> Data lines:
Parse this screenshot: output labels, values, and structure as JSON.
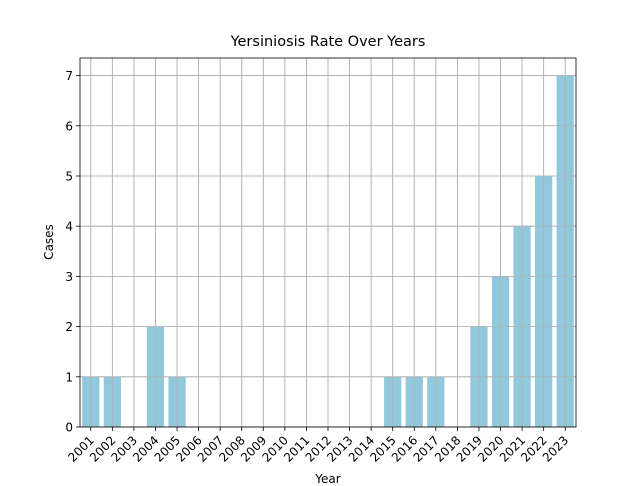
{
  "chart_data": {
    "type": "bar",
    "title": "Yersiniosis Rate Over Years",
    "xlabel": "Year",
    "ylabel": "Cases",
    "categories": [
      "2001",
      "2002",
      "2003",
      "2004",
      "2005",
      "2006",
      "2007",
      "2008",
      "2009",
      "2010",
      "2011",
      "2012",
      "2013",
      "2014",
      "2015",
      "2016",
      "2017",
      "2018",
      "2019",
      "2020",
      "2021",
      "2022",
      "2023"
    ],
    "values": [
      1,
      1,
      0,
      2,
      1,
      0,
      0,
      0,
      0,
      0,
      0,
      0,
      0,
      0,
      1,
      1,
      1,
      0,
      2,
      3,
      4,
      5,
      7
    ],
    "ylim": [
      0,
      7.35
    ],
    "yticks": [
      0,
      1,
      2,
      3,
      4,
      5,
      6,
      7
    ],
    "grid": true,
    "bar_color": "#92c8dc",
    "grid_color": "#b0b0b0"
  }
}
* * *
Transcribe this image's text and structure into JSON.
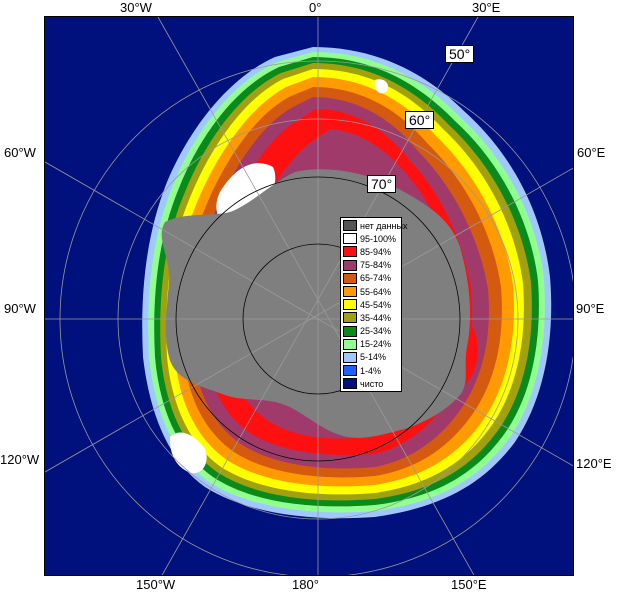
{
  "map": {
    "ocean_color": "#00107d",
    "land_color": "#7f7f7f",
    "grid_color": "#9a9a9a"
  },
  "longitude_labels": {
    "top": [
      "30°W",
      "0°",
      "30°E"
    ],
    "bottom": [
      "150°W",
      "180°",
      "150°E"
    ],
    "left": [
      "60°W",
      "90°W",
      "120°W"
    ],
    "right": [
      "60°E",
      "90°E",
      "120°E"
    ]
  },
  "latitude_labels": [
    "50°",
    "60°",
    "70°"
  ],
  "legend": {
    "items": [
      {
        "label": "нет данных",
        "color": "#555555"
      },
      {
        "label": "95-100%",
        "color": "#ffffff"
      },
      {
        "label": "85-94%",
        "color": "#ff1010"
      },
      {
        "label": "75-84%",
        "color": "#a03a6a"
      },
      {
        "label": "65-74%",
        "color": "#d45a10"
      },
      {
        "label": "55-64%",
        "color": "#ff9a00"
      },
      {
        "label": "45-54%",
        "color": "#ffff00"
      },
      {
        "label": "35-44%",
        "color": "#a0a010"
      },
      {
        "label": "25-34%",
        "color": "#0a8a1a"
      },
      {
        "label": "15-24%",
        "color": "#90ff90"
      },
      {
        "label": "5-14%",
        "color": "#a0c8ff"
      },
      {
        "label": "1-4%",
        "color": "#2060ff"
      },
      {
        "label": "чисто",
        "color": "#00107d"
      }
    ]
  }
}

> Prompt:
Reply with the number of lines in the data that include the string "values" and nothing else.

> Reply:
2